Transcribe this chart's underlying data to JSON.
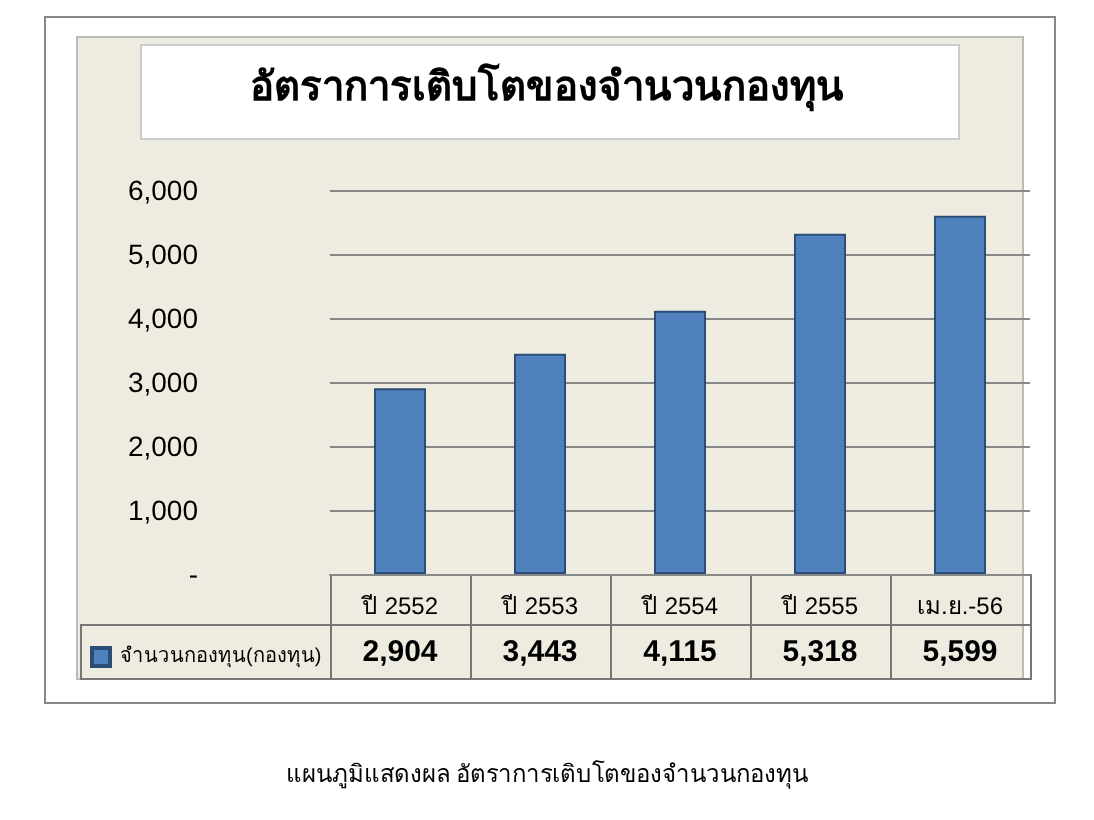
{
  "chart_data": {
    "type": "bar",
    "title": "อัตราการเติบโตของจำนวนกองทุน",
    "categories": [
      "ปี 2552",
      "ปี 2553",
      "ปี 2554",
      "ปี 2555",
      "เม.ย.-56"
    ],
    "series": [
      {
        "name": "จำนวนกองทุน(กองทุน)",
        "color": "#4f81bd",
        "values": [
          2904,
          3443,
          4115,
          5318,
          5599
        ],
        "value_labels": [
          "2,904",
          "3,443",
          "4,115",
          "5,318",
          "5,599"
        ]
      }
    ],
    "ylim": [
      0,
      6000
    ],
    "yticks": [
      {
        "value": 0,
        "label": "-"
      },
      {
        "value": 1000,
        "label": "1,000"
      },
      {
        "value": 2000,
        "label": "2,000"
      },
      {
        "value": 3000,
        "label": "3,000"
      },
      {
        "value": 4000,
        "label": "4,000"
      },
      {
        "value": 5000,
        "label": "5,000"
      },
      {
        "value": 6000,
        "label": "6,000"
      }
    ],
    "grid": "y",
    "legend": "bottom left",
    "annotations": [
      "แผนภูมิแสดงผล อัตราการเติบโตของจำนวนกองทุน"
    ]
  }
}
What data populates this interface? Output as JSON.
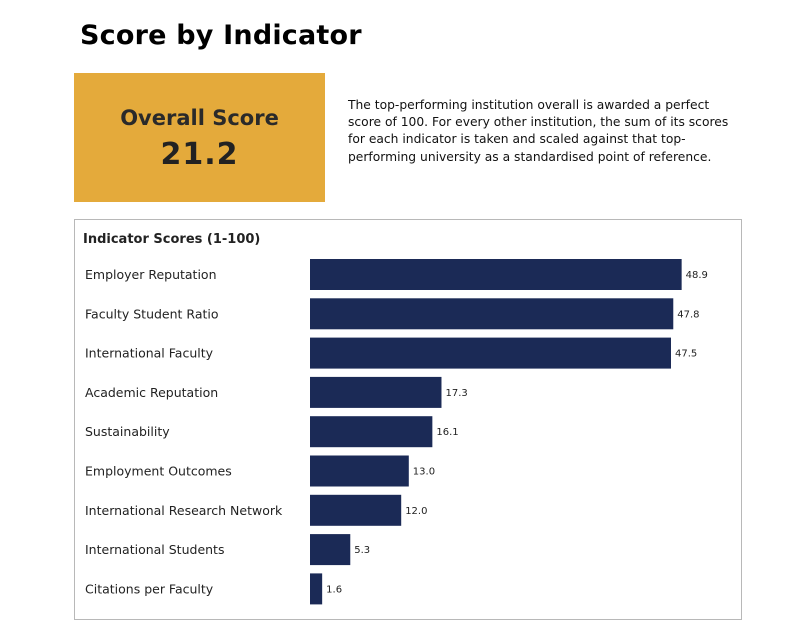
{
  "page": {
    "title": "Score by Indicator"
  },
  "overall": {
    "label": "Overall Score",
    "value": "21.2",
    "accent_color": "#e4aa3b"
  },
  "description": "The top-performing institution overall is awarded a perfect score of 100. For every other institution, the sum of its scores for each indicator is taken and scaled against that top-performing university as a standardised point of reference.",
  "chart_data": {
    "type": "bar",
    "orientation": "horizontal",
    "title": "Indicator Scores (1-100)",
    "categories": [
      "Employer Reputation",
      "Faculty Student Ratio",
      "International Faculty",
      "Academic Reputation",
      "Sustainability",
      "Employment Outcomes",
      "International Research Network",
      "International Students",
      "Citations per Faculty"
    ],
    "values": [
      48.9,
      47.8,
      47.5,
      17.3,
      16.1,
      13.0,
      12.0,
      5.3,
      1.6
    ],
    "value_labels": [
      "48.9",
      "47.8",
      "47.5",
      "17.3",
      "16.1",
      "13.0",
      "12.0",
      "5.3",
      "1.6"
    ],
    "xlim": [
      0,
      50
    ],
    "bar_color": "#1b2a56",
    "grid": false,
    "legend": false
  }
}
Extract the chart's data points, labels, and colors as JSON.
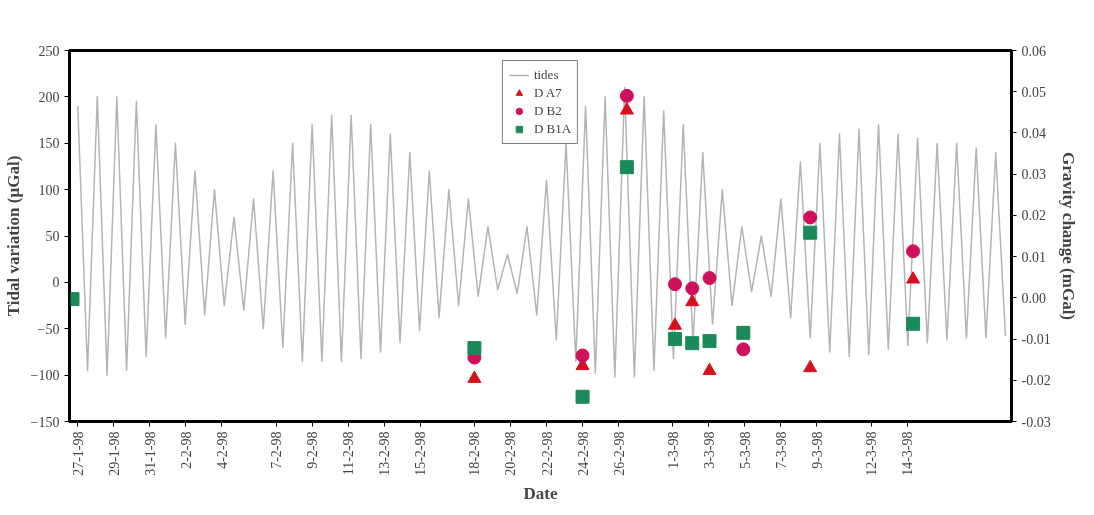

WORK TO DO> Copy all lines from the listing that contain "JSON".

RESULT OF THE EXERCISE>
Transcribe this chart's underlying data to JSON.
What data populates this interface? Output as JSON.
Extract the chart's data points, labels, and colors as JSON.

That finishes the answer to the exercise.